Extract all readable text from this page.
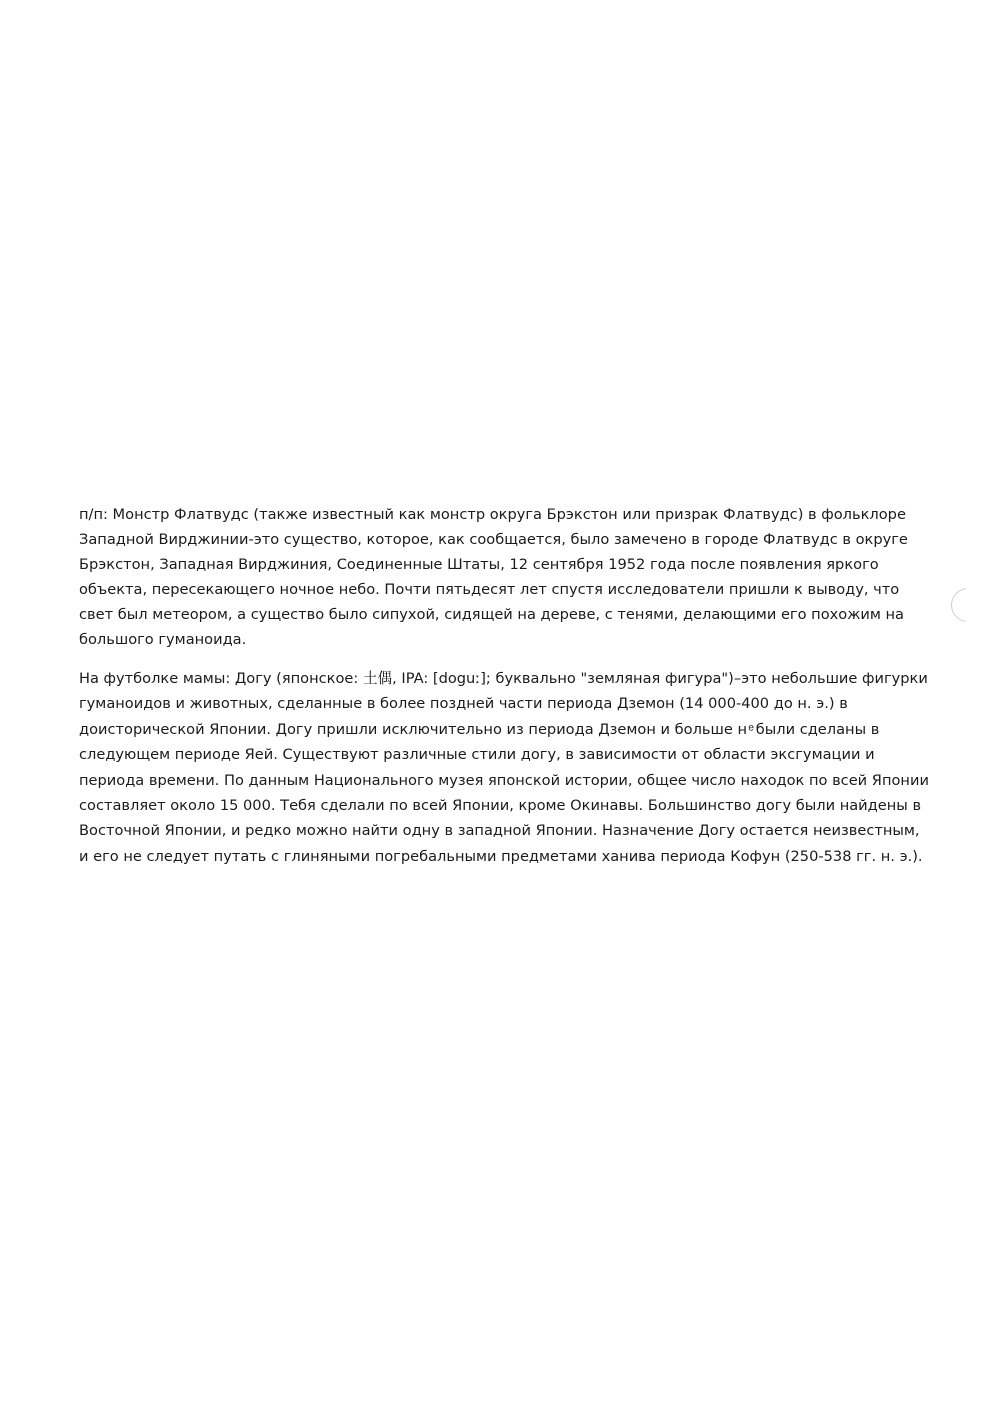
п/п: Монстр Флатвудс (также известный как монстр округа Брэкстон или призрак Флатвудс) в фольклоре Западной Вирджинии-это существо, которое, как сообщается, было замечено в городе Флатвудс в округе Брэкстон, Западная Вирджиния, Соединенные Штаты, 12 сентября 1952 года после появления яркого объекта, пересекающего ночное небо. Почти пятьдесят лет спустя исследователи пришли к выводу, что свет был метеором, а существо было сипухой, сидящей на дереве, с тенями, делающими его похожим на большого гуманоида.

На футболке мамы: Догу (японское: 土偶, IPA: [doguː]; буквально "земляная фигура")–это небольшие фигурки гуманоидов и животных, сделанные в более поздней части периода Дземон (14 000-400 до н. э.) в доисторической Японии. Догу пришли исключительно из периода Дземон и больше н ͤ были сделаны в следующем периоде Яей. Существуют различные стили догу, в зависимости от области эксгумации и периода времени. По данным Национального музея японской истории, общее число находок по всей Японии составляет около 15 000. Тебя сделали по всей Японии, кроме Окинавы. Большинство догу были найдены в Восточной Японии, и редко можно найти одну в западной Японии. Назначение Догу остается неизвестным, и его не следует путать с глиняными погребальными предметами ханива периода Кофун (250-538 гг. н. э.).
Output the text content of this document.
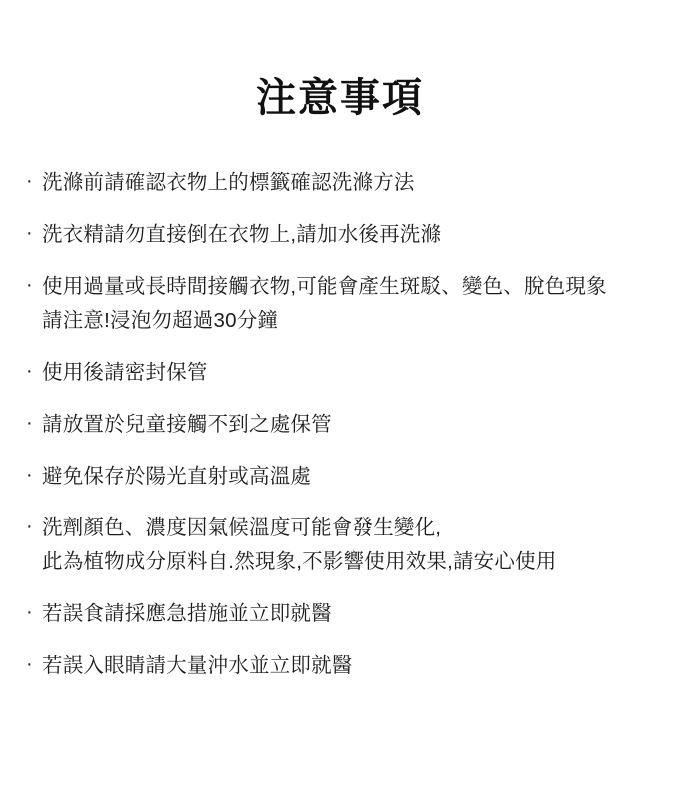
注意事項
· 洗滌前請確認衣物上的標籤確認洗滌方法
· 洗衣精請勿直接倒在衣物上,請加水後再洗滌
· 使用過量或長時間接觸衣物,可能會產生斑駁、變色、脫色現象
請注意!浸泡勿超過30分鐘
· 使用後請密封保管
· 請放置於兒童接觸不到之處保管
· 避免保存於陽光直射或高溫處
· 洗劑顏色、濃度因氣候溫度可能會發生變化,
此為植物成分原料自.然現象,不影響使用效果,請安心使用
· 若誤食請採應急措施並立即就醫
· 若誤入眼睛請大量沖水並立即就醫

——————————

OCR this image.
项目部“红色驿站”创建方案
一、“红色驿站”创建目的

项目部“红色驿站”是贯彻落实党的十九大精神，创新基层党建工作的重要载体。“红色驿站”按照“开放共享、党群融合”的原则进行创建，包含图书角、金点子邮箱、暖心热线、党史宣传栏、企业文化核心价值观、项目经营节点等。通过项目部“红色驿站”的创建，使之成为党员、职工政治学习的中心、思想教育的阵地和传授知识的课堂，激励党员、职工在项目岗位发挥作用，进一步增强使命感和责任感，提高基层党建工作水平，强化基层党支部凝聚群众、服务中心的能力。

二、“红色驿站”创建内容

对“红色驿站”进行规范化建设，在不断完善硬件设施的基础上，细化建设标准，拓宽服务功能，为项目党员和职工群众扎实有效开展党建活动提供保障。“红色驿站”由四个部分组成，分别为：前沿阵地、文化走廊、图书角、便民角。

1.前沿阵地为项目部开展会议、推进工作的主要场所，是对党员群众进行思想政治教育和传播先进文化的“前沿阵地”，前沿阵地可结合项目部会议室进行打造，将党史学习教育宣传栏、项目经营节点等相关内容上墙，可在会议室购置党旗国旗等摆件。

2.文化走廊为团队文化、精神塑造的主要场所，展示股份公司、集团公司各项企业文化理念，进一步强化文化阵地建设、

——————————

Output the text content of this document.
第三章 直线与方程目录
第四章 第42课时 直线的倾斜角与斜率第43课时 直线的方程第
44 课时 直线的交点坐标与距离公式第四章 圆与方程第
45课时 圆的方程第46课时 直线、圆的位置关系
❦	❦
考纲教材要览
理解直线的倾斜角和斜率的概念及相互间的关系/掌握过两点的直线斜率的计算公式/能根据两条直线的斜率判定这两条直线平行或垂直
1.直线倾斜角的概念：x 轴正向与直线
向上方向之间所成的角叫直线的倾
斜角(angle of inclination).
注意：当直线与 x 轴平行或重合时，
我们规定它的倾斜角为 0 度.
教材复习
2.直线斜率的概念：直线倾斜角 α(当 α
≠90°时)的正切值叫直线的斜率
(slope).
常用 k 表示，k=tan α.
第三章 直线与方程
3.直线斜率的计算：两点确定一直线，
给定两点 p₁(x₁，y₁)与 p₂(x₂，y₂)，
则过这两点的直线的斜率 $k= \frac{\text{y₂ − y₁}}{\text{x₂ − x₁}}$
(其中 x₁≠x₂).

——————————

Stated exercise: Gather all lines of the records that include the word "пришли".

Answer to this task:
п/п: Монстр Флатвудс (также известный как монстр округа Брэкстон или призрак Флатвудс) в фольклоре Западной Вирджинии-это существо, которое, как сообщается, было замечено в городе Флатвудс в округе Брэкстон, Западная Вирджиния, Соединенные Штаты, 12 сентября 1952 года после появления яркого объекта, пересекающего ночное небо. Почти пятьдесят лет спустя исследователи пришли к выводу, что свет был метеором, а существо было сипухой, сидящей на дереве, с тенями, делающими его похожим на большого гуманоида.
На футболке мамы: Догу (японское: 土偶, IPA: [doguː]; буквально "земляная фигура")–это небольшие фигурки гуманоидов и животных, сделанные в более поздней части периода Дземон (14 000-400 до н. э.) в доисторической Японии. Догу пришли исключительно из периода Дземон и больше н ͤ были сделаны в следующем периоде Яей. Существуют различные стили догу, в зависимости от области эксгумации и периода времени. По данным Национального музея японской истории, общее число находок по всей Японии составляет около 15 000. Тебя сделали по всей Японии, кроме Окинавы. Большинство догу были найдены в Восточной Японии, и редко можно найти одну в западной Японии. Назначение Догу остается неизвестным, и его не следует путать с глиняными погребальными предметами ханива периода Кофун (250-538 гг. н. э.).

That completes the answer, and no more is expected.